Objective:
Go through the data below and gather each line containing "that".

Extracted entries:
———

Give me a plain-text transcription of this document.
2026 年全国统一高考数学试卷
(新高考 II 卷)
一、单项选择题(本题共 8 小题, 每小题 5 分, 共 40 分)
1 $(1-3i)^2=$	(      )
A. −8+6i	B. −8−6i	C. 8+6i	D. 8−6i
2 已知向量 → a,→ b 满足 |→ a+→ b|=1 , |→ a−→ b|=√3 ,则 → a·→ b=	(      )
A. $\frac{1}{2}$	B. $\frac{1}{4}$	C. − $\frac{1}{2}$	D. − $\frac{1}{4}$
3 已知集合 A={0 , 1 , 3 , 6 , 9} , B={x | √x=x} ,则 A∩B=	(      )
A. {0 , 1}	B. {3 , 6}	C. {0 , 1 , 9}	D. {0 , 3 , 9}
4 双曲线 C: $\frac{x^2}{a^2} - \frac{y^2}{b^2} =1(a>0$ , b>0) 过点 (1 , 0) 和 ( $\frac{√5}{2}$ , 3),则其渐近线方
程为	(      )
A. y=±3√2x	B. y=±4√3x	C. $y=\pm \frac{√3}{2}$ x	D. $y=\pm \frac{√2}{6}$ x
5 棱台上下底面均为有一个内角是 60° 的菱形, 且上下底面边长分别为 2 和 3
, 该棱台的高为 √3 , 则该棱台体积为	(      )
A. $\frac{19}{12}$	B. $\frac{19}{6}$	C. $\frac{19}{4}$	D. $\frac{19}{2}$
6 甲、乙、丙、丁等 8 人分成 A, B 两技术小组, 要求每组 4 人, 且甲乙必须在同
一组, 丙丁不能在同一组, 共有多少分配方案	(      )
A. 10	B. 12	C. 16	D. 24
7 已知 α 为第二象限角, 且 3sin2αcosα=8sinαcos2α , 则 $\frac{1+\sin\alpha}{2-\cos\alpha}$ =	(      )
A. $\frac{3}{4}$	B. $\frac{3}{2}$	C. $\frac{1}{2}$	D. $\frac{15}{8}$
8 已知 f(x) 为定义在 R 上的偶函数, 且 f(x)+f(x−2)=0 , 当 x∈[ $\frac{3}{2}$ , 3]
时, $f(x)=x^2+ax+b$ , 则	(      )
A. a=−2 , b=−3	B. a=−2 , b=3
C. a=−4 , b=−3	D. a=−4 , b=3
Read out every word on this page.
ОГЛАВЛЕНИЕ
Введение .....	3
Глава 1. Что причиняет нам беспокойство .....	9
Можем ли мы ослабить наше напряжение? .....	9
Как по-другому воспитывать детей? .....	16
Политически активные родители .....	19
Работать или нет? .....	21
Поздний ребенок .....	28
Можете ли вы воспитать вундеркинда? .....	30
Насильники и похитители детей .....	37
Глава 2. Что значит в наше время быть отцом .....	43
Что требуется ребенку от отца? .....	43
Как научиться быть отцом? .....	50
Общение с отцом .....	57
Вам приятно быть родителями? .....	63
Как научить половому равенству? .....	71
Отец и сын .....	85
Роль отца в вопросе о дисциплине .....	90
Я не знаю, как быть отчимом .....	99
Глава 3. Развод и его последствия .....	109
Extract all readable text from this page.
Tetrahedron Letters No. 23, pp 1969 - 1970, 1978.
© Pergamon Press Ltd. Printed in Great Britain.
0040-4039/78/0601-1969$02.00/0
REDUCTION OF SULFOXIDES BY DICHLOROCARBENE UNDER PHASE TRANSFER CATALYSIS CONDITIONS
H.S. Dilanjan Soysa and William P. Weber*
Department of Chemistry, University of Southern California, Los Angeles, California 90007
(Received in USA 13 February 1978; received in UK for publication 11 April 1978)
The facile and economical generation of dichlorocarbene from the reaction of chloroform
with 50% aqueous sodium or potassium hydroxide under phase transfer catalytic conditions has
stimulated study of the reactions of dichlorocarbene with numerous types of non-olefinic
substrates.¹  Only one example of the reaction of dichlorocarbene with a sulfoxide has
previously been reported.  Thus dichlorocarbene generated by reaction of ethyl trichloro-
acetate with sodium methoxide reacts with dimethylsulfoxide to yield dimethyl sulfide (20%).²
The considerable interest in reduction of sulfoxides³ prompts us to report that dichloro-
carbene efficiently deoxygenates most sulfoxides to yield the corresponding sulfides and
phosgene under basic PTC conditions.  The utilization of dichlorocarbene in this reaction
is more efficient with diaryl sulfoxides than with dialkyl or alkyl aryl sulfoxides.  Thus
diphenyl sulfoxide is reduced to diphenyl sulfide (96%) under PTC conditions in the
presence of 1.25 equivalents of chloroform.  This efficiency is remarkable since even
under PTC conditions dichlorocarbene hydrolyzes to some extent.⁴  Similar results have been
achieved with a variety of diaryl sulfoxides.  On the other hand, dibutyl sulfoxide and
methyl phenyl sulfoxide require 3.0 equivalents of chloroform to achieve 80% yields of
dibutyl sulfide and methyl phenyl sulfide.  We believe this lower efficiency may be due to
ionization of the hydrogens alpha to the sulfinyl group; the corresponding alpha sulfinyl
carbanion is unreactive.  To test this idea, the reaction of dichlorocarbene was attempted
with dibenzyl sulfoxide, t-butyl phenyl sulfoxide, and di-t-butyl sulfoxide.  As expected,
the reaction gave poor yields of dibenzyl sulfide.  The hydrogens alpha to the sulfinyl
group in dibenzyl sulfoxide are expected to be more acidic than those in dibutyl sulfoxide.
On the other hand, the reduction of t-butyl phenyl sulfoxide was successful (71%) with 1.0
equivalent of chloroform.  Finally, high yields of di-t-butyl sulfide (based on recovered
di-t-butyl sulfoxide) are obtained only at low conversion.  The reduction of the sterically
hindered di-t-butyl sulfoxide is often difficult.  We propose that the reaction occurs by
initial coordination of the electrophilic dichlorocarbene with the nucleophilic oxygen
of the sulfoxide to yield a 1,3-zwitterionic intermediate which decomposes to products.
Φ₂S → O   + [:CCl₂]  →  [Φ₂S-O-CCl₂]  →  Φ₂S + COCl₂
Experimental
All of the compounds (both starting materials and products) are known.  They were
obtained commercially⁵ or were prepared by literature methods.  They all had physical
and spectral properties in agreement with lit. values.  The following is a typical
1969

———

Solution for this problem:
The considerable interest in reduction of sulfoxides³ prompts us to report that dichloro-
hindered di-t-butyl sulfoxide is often difficult.  We propose that the reaction occurs by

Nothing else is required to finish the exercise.